◆ What to do ◆
Set down each record exactly as written.

◆ Items ◆
━━━

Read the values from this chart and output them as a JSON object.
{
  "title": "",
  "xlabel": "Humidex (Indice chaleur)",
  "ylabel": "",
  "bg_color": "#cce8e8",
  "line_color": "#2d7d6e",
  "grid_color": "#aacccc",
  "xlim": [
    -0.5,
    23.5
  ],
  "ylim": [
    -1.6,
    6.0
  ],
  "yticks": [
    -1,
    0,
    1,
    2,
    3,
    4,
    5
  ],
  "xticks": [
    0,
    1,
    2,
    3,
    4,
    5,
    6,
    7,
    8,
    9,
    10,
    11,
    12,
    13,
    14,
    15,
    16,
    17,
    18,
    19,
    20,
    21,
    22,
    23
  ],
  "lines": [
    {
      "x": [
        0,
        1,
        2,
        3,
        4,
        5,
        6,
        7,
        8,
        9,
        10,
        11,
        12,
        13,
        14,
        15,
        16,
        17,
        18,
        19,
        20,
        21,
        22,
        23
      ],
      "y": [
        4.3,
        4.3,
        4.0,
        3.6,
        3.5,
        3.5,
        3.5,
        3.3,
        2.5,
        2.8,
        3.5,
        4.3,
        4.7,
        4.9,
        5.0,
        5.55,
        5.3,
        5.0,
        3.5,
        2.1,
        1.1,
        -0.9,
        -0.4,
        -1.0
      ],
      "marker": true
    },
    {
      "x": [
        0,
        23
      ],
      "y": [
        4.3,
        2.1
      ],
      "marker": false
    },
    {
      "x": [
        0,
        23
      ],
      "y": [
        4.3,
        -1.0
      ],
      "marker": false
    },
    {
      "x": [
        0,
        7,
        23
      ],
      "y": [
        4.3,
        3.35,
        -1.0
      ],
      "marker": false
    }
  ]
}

━━━

◆ Solution for this exercise ◆
Read the values from this chart and output them as a JSON object.
{
  "title": "",
  "xlabel": "Humidex (Indice chaleur)",
  "ylabel": "",
  "bg_color": "#cce8e8",
  "line_color": "#2d7d6e",
  "grid_color": "#aacccc",
  "xlim": [
    -0.5,
    23.5
  ],
  "ylim": [
    -1.6,
    6.0
  ],
  "yticks": [
    -1,
    0,
    1,
    2,
    3,
    4,
    5
  ],
  "xticks": [
    0,
    1,
    2,
    3,
    4,
    5,
    6,
    7,
    8,
    9,
    10,
    11,
    12,
    13,
    14,
    15,
    16,
    17,
    18,
    19,
    20,
    21,
    22,
    23
  ],
  "lines": [
    {
      "x": [
        0,
        1,
        2,
        3,
        4,
        5,
        6,
        7,
        8,
        9,
        10,
        11,
        12,
        13,
        14,
        15,
        16,
        17,
        18,
        19,
        20,
        21,
        22,
        23
      ],
      "y": [
        4.3,
        4.3,
        4.0,
        3.6,
        3.5,
        3.5,
        3.5,
        3.3,
        2.5,
        2.8,
        3.5,
        4.3,
        4.7,
        4.9,
        5.0,
        5.55,
        5.3,
        5.0,
        3.5,
        2.1,
        1.1,
        -0.9,
        -0.4,
        -1.0
      ],
      "marker": true
    },
    {
      "x": [
        0,
        23
      ],
      "y": [
        4.3,
        2.1
      ],
      "marker": false
    },
    {
      "x": [
        0,
        23
      ],
      "y": [
        4.3,
        -1.0
      ],
      "marker": false
    },
    {
      "x": [
        0,
        7,
        23
      ],
      "y": [
        4.3,
        3.35,
        -1.0
      ],
      "marker": false
    }
  ]
}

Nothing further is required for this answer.